TASK GOAL: All records are to be retyped faithfully and completely.

RECORDS TO PROCESS:
— Begin —

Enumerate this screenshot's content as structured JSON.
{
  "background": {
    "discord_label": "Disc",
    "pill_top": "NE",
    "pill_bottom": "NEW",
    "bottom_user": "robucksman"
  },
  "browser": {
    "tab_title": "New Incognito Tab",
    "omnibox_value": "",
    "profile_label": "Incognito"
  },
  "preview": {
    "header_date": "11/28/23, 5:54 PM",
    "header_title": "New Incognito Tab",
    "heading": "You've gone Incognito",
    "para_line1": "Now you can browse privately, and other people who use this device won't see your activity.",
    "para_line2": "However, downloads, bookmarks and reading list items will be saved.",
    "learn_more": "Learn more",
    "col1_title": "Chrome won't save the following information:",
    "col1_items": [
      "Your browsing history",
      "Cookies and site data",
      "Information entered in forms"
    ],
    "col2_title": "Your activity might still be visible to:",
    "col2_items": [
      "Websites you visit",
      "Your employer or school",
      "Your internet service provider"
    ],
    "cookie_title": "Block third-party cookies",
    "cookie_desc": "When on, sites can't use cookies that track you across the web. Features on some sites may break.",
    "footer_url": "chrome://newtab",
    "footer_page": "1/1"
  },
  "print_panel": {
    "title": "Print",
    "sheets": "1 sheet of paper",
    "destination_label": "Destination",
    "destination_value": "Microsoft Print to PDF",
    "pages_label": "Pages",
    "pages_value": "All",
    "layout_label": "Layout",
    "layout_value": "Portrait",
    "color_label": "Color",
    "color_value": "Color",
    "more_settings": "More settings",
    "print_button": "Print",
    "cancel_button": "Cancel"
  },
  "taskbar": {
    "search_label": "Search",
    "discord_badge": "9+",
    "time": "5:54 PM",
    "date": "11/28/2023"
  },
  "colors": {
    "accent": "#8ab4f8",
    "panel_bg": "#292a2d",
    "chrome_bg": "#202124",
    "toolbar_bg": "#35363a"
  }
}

— End —

RIGHT ANSWER:
Enumerate this screenshot's content as structured JSON.
{
  "background": {
    "discord_label": "Disc",
    "pill_top": "NE",
    "pill_bottom": "NEW",
    "bottom_user": "robucksman"
  },
  "browser": {
    "tab_title": "New Incognito Tab",
    "omnibox_value": "",
    "profile_label": "Incognito"
  },
  "preview": {
    "header_date": "11/28/23, 5:54 PM",
    "header_title": "New Incognito Tab",
    "heading": "You've gone Incognito",
    "para_line1": "Now you can browse privately, and other people who use this device won't see your activity.",
    "para_line2": "However, downloads, bookmarks and reading list items will be saved.",
    "learn_more": "Learn more",
    "col1_title": "Chrome won't save the following information:",
    "col1_items": [
      "Your browsing history",
      "Cookies and site data",
      "Information entered in forms"
    ],
    "col2_title": "Your activity might still be visible to:",
    "col2_items": [
      "Websites you visit",
      "Your employer or school",
      "Your internet service provider"
    ],
    "cookie_title": "Block third-party cookies",
    "cookie_desc": "When on, sites can't use cookies that track you across the web. Features on some sites may break.",
    "footer_url": "chrome://newtab",
    "footer_page": "1/1"
  },
  "print_panel": {
    "title": "Print",
    "sheets": "1 sheet of paper",
    "destination_label": "Destination",
    "destination_value": "Microsoft Print to PDF",
    "pages_label": "Pages",
    "pages_value": "All",
    "layout_label": "Layout",
    "layout_value": "Portrait",
    "color_label": "Color",
    "color_value": "Color",
    "more_settings": "More settings",
    "print_button": "Print",
    "cancel_button": "Cancel"
  },
  "taskbar": {
    "search_label": "Search",
    "discord_badge": "9+",
    "time": "5:54 PM",
    "date": "11/28/2023"
  },
  "colors": {
    "accent": "#8ab4f8",
    "panel_bg": "#292a2d",
    "chrome_bg": "#202124",
    "toolbar_bg": "#35363a"
  }
}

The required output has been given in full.